Request:
Output the material beneath exactly, leaving nothing out.

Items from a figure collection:
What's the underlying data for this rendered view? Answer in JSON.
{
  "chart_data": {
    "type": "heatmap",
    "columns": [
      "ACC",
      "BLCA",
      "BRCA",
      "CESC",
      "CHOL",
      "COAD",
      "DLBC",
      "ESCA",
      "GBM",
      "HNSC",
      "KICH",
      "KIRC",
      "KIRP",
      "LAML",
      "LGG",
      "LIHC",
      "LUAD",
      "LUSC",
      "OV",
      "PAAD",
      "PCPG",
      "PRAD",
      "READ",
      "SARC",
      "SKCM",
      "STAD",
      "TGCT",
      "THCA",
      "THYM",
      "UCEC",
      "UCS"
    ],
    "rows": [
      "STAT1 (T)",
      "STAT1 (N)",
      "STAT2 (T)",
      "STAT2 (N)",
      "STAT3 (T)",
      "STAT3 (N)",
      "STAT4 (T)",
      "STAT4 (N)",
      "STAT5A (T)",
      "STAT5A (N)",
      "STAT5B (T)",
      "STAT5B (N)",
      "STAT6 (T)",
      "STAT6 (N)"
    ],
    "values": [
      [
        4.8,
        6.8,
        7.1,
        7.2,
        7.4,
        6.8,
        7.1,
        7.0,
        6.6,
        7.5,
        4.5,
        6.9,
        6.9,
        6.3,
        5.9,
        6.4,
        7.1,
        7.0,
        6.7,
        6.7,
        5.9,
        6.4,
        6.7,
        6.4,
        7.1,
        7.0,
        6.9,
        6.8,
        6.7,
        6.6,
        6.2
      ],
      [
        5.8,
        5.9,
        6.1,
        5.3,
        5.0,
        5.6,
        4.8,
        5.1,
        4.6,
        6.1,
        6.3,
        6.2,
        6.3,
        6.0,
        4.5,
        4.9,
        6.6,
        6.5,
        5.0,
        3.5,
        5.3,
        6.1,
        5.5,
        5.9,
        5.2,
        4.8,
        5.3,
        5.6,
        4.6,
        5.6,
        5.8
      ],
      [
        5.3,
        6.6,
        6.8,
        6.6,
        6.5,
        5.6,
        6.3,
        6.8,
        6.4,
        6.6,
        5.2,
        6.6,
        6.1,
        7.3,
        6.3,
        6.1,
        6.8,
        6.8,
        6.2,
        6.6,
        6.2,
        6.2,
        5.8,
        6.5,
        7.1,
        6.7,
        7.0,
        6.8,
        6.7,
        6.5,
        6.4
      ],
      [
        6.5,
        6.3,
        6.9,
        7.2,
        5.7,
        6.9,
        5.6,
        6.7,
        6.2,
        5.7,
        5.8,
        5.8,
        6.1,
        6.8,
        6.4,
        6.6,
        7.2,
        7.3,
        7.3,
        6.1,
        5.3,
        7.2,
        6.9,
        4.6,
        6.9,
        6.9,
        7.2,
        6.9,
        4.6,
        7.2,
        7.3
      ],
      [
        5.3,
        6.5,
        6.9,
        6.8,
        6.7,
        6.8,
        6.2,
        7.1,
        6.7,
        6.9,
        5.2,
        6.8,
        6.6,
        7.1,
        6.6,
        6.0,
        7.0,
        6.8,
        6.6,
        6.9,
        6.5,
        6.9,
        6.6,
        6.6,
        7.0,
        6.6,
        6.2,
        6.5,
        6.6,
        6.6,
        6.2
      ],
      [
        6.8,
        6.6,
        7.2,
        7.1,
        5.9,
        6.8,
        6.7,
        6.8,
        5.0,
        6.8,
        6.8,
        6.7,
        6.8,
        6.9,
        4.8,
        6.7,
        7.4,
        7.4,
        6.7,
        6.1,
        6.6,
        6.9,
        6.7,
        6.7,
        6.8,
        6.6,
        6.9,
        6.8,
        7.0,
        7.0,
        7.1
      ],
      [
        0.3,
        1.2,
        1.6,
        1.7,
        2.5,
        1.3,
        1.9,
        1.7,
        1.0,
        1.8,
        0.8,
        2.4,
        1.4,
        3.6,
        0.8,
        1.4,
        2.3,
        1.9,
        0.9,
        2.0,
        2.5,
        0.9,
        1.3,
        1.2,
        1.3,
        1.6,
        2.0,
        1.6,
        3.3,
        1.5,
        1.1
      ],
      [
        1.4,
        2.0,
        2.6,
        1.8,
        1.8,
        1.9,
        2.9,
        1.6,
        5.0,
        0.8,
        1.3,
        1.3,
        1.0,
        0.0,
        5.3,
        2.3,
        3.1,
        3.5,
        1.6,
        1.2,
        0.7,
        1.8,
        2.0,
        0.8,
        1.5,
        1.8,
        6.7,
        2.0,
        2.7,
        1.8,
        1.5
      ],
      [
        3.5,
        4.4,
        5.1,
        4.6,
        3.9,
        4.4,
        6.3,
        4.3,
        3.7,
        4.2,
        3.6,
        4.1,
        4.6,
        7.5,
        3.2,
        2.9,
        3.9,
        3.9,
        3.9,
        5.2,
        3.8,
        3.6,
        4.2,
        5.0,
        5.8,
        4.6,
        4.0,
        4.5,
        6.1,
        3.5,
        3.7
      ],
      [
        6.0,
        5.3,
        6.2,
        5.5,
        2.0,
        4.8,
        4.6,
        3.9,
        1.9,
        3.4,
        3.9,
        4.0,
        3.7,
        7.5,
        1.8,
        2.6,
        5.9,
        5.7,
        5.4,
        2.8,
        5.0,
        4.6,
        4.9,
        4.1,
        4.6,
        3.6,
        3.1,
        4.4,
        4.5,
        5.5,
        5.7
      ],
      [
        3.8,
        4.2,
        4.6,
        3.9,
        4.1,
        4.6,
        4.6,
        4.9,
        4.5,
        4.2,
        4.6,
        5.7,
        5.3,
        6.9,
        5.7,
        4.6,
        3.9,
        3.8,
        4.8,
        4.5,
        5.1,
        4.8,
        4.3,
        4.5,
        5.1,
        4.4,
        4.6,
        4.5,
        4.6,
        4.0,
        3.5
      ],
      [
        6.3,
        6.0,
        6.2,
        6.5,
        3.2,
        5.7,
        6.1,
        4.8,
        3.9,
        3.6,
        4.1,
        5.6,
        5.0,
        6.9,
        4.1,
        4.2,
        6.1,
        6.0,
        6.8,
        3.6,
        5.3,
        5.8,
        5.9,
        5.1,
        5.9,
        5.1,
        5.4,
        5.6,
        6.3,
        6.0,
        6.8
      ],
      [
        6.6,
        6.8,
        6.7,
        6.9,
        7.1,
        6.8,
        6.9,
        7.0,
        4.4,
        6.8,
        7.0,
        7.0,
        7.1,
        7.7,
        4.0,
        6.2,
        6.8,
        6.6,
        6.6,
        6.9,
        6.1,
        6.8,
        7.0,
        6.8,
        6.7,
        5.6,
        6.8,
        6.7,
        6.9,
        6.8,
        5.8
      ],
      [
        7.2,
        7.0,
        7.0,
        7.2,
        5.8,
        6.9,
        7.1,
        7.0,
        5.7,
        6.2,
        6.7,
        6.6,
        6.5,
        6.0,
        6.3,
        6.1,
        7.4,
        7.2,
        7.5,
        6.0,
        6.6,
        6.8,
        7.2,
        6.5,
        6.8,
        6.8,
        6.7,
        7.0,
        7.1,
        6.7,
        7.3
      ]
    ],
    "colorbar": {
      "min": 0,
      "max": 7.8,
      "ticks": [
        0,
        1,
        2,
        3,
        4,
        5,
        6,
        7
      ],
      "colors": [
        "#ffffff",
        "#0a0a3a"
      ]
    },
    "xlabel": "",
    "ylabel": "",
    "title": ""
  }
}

Written solution:
What's the underlying data for this rendered view? Answer in JSON.
{
  "chart_data": {
    "type": "heatmap",
    "columns": [
      "ACC",
      "BLCA",
      "BRCA",
      "CESC",
      "CHOL",
      "COAD",
      "DLBC",
      "ESCA",
      "GBM",
      "HNSC",
      "KICH",
      "KIRC",
      "KIRP",
      "LAML",
      "LGG",
      "LIHC",
      "LUAD",
      "LUSC",
      "OV",
      "PAAD",
      "PCPG",
      "PRAD",
      "READ",
      "SARC",
      "SKCM",
      "STAD",
      "TGCT",
      "THCA",
      "THYM",
      "UCEC",
      "UCS"
    ],
    "rows": [
      "STAT1 (T)",
      "STAT1 (N)",
      "STAT2 (T)",
      "STAT2 (N)",
      "STAT3 (T)",
      "STAT3 (N)",
      "STAT4 (T)",
      "STAT4 (N)",
      "STAT5A (T)",
      "STAT5A (N)",
      "STAT5B (T)",
      "STAT5B (N)",
      "STAT6 (T)",
      "STAT6 (N)"
    ],
    "values": [
      [
        4.8,
        6.8,
        7.1,
        7.2,
        7.4,
        6.8,
        7.1,
        7.0,
        6.6,
        7.5,
        4.5,
        6.9,
        6.9,
        6.3,
        5.9,
        6.4,
        7.1,
        7.0,
        6.7,
        6.7,
        5.9,
        6.4,
        6.7,
        6.4,
        7.1,
        7.0,
        6.9,
        6.8,
        6.7,
        6.6,
        6.2
      ],
      [
        5.8,
        5.9,
        6.1,
        5.3,
        5.0,
        5.6,
        4.8,
        5.1,
        4.6,
        6.1,
        6.3,
        6.2,
        6.3,
        6.0,
        4.5,
        4.9,
        6.6,
        6.5,
        5.0,
        3.5,
        5.3,
        6.1,
        5.5,
        5.9,
        5.2,
        4.8,
        5.3,
        5.6,
        4.6,
        5.6,
        5.8
      ],
      [
        5.3,
        6.6,
        6.8,
        6.6,
        6.5,
        5.6,
        6.3,
        6.8,
        6.4,
        6.6,
        5.2,
        6.6,
        6.1,
        7.3,
        6.3,
        6.1,
        6.8,
        6.8,
        6.2,
        6.6,
        6.2,
        6.2,
        5.8,
        6.5,
        7.1,
        6.7,
        7.0,
        6.8,
        6.7,
        6.5,
        6.4
      ],
      [
        6.5,
        6.3,
        6.9,
        7.2,
        5.7,
        6.9,
        5.6,
        6.7,
        6.2,
        5.7,
        5.8,
        5.8,
        6.1,
        6.8,
        6.4,
        6.6,
        7.2,
        7.3,
        7.3,
        6.1,
        5.3,
        7.2,
        6.9,
        4.6,
        6.9,
        6.9,
        7.2,
        6.9,
        4.6,
        7.2,
        7.3
      ],
      [
        5.3,
        6.5,
        6.9,
        6.8,
        6.7,
        6.8,
        6.2,
        7.1,
        6.7,
        6.9,
        5.2,
        6.8,
        6.6,
        7.1,
        6.6,
        6.0,
        7.0,
        6.8,
        6.6,
        6.9,
        6.5,
        6.9,
        6.6,
        6.6,
        7.0,
        6.6,
        6.2,
        6.5,
        6.6,
        6.6,
        6.2
      ],
      [
        6.8,
        6.6,
        7.2,
        7.1,
        5.9,
        6.8,
        6.7,
        6.8,
        5.0,
        6.8,
        6.8,
        6.7,
        6.8,
        6.9,
        4.8,
        6.7,
        7.4,
        7.4,
        6.7,
        6.1,
        6.6,
        6.9,
        6.7,
        6.7,
        6.8,
        6.6,
        6.9,
        6.8,
        7.0,
        7.0,
        7.1
      ],
      [
        0.3,
        1.2,
        1.6,
        1.7,
        2.5,
        1.3,
        1.9,
        1.7,
        1.0,
        1.8,
        0.8,
        2.4,
        1.4,
        3.6,
        0.8,
        1.4,
        2.3,
        1.9,
        0.9,
        2.0,
        2.5,
        0.9,
        1.3,
        1.2,
        1.3,
        1.6,
        2.0,
        1.6,
        3.3,
        1.5,
        1.1
      ],
      [
        1.4,
        2.0,
        2.6,
        1.8,
        1.8,
        1.9,
        2.9,
        1.6,
        5.0,
        0.8,
        1.3,
        1.3,
        1.0,
        0.0,
        5.3,
        2.3,
        3.1,
        3.5,
        1.6,
        1.2,
        0.7,
        1.8,
        2.0,
        0.8,
        1.5,
        1.8,
        6.7,
        2.0,
        2.7,
        1.8,
        1.5
      ],
      [
        3.5,
        4.4,
        5.1,
        4.6,
        3.9,
        4.4,
        6.3,
        4.3,
        3.7,
        4.2,
        3.6,
        4.1,
        4.6,
        7.5,
        3.2,
        2.9,
        3.9,
        3.9,
        3.9,
        5.2,
        3.8,
        3.6,
        4.2,
        5.0,
        5.8,
        4.6,
        4.0,
        4.5,
        6.1,
        3.5,
        3.7
      ],
      [
        6.0,
        5.3,
        6.2,
        5.5,
        2.0,
        4.8,
        4.6,
        3.9,
        1.9,
        3.4,
        3.9,
        4.0,
        3.7,
        7.5,
        1.8,
        2.6,
        5.9,
        5.7,
        5.4,
        2.8,
        5.0,
        4.6,
        4.9,
        4.1,
        4.6,
        3.6,
        3.1,
        4.4,
        4.5,
        5.5,
        5.7
      ],
      [
        3.8,
        4.2,
        4.6,
        3.9,
        4.1,
        4.6,
        4.6,
        4.9,
        4.5,
        4.2,
        4.6,
        5.7,
        5.3,
        6.9,
        5.7,
        4.6,
        3.9,
        3.8,
        4.8,
        4.5,
        5.1,
        4.8,
        4.3,
        4.5,
        5.1,
        4.4,
        4.6,
        4.5,
        4.6,
        4.0,
        3.5
      ],
      [
        6.3,
        6.0,
        6.2,
        6.5,
        3.2,
        5.7,
        6.1,
        4.8,
        3.9,
        3.6,
        4.1,
        5.6,
        5.0,
        6.9,
        4.1,
        4.2,
        6.1,
        6.0,
        6.8,
        3.6,
        5.3,
        5.8,
        5.9,
        5.1,
        5.9,
        5.1,
        5.4,
        5.6,
        6.3,
        6.0,
        6.8
      ],
      [
        6.6,
        6.8,
        6.7,
        6.9,
        7.1,
        6.8,
        6.9,
        7.0,
        4.4,
        6.8,
        7.0,
        7.0,
        7.1,
        7.7,
        4.0,
        6.2,
        6.8,
        6.6,
        6.6,
        6.9,
        6.1,
        6.8,
        7.0,
        6.8,
        6.7,
        5.6,
        6.8,
        6.7,
        6.9,
        6.8,
        5.8
      ],
      [
        7.2,
        7.0,
        7.0,
        7.2,
        5.8,
        6.9,
        7.1,
        7.0,
        5.7,
        6.2,
        6.7,
        6.6,
        6.5,
        6.0,
        6.3,
        6.1,
        7.4,
        7.2,
        7.5,
        6.0,
        6.6,
        6.8,
        7.2,
        6.5,
        6.8,
        6.8,
        6.7,
        7.0,
        7.1,
        6.7,
        7.3
      ]
    ],
    "colorbar": {
      "min": 0,
      "max": 7.8,
      "ticks": [
        0,
        1,
        2,
        3,
        4,
        5,
        6,
        7
      ],
      "colors": [
        "#ffffff",
        "#0a0a3a"
      ]
    },
    "xlabel": "",
    "ylabel": "",
    "title": ""
  }
}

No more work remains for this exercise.